**Stated exercise**
Look through the lines below and extract each one that contains "Opportunity".

**Rows from a dataset**
+++

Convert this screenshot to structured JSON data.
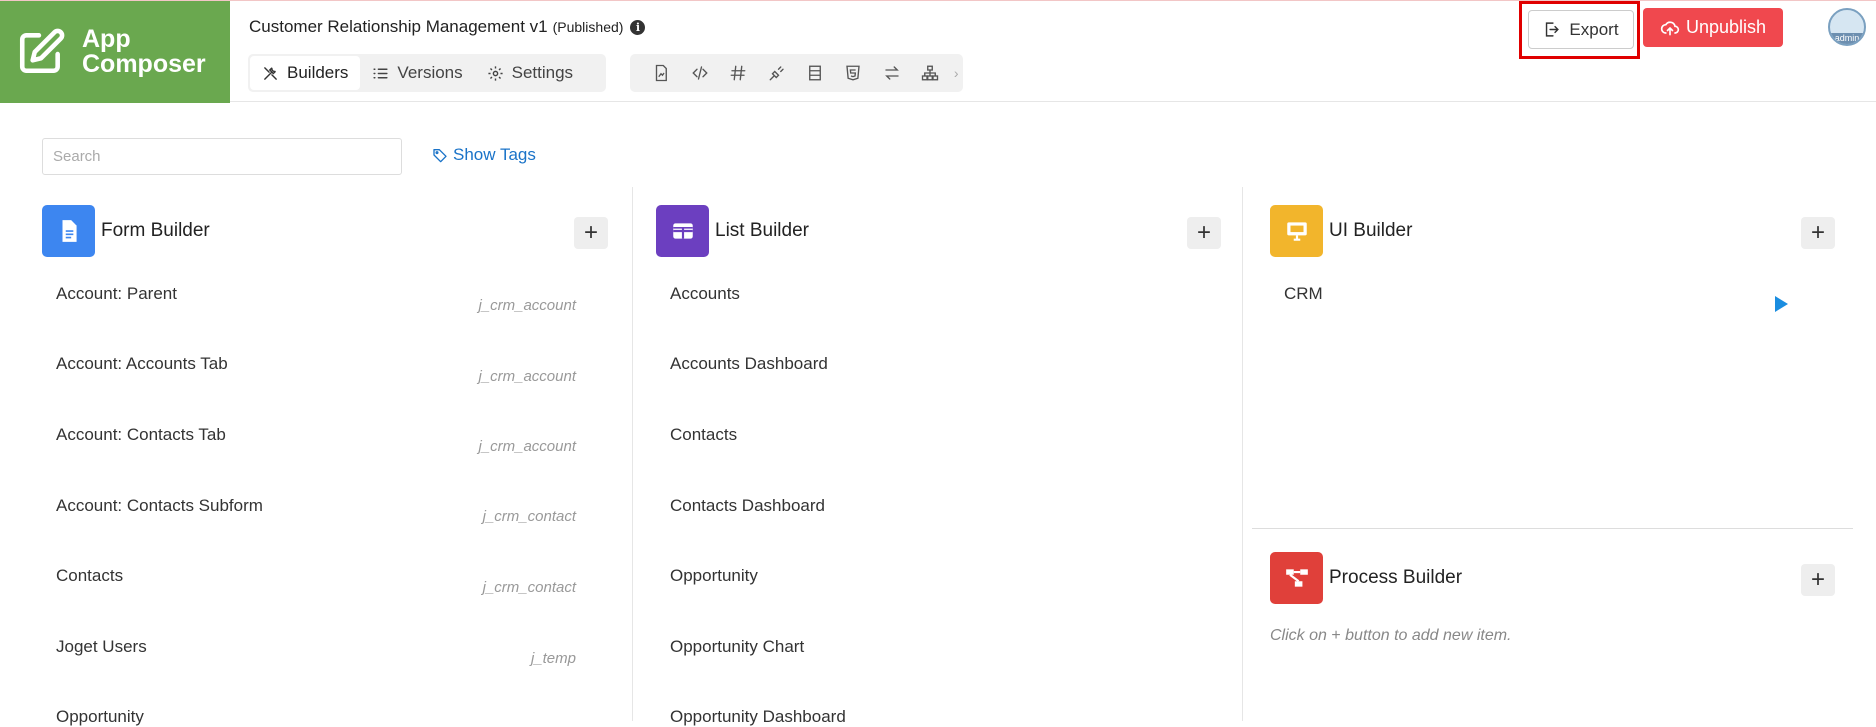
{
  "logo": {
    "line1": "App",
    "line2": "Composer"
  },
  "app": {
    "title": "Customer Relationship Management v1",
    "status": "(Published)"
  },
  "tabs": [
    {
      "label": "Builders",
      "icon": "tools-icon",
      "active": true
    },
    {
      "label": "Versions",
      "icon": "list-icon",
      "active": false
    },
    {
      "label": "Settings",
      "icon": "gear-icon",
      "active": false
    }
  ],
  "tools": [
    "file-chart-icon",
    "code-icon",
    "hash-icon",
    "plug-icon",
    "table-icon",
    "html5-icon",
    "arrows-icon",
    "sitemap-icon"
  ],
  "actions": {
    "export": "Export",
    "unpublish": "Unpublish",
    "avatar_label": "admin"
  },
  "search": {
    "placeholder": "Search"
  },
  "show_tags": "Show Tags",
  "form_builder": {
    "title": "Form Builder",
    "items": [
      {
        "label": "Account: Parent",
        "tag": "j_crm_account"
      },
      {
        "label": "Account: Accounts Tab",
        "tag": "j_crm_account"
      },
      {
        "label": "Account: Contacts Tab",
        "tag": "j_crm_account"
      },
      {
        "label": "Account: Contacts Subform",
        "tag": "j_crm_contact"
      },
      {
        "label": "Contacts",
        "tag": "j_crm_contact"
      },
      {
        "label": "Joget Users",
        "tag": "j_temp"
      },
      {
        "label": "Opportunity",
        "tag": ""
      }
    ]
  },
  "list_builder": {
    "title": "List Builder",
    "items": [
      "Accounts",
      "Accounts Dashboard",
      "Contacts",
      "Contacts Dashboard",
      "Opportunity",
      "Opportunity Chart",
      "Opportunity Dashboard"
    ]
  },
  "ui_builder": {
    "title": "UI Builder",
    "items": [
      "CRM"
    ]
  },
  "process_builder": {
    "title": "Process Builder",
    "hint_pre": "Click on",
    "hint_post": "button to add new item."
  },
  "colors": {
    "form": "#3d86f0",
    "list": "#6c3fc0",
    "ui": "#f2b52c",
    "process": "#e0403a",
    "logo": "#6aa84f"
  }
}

+++

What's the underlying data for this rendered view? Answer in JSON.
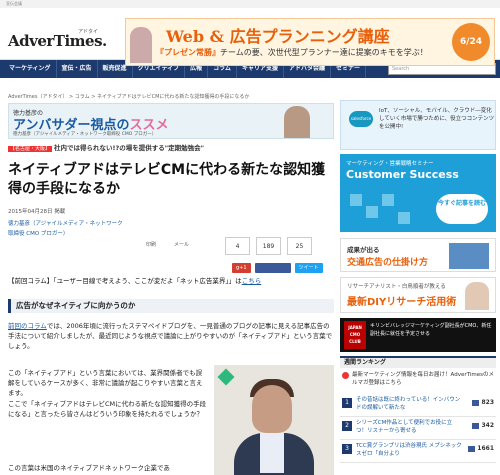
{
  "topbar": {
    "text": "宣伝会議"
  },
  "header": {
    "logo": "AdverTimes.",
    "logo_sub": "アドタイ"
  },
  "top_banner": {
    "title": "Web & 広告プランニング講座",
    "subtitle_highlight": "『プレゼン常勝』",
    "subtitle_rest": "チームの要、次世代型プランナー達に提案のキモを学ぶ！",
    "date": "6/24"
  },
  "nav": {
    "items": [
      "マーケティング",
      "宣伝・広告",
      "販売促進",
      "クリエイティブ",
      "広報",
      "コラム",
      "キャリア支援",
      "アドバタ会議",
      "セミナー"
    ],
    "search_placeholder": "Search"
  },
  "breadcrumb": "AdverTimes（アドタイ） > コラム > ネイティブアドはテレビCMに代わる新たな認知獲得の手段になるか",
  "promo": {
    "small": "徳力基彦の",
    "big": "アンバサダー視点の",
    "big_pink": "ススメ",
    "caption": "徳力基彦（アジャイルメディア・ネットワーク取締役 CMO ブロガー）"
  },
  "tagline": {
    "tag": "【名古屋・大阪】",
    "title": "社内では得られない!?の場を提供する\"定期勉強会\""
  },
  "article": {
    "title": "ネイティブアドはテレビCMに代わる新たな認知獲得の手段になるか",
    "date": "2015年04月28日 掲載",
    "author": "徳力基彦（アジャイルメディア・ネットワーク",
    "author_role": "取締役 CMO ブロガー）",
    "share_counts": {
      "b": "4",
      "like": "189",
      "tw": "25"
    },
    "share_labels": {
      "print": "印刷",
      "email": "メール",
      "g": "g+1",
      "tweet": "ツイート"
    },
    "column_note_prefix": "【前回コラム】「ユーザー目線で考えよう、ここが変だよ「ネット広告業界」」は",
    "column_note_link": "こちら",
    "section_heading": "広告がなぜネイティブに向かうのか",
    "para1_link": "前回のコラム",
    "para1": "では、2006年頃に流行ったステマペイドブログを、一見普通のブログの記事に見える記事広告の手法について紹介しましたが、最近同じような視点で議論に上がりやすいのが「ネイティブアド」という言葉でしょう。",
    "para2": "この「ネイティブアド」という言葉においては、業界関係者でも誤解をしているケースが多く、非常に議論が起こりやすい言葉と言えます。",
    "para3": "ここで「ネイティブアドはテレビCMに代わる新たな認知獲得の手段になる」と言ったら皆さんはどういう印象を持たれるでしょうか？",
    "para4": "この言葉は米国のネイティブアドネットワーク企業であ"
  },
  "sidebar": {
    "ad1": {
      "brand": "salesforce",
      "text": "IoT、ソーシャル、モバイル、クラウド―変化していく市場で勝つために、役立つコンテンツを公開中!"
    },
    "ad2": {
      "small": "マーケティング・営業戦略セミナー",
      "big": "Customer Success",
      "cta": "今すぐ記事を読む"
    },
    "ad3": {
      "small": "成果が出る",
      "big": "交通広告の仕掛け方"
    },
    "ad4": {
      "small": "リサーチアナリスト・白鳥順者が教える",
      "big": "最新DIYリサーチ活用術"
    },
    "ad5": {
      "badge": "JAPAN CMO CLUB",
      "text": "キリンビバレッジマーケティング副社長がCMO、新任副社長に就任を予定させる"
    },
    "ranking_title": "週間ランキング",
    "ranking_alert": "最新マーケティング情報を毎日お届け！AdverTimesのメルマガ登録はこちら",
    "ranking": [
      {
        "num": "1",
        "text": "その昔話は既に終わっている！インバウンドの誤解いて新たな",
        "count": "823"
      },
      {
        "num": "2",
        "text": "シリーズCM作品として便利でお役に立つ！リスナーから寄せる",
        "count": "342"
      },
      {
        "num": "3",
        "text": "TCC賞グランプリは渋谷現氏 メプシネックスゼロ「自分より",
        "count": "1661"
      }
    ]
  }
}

+++

**Answer to the exercise**
        "label": "Opportunity",
      "Opportunity",
      "Opportunity Chart",
      "Opportunity Dashboard"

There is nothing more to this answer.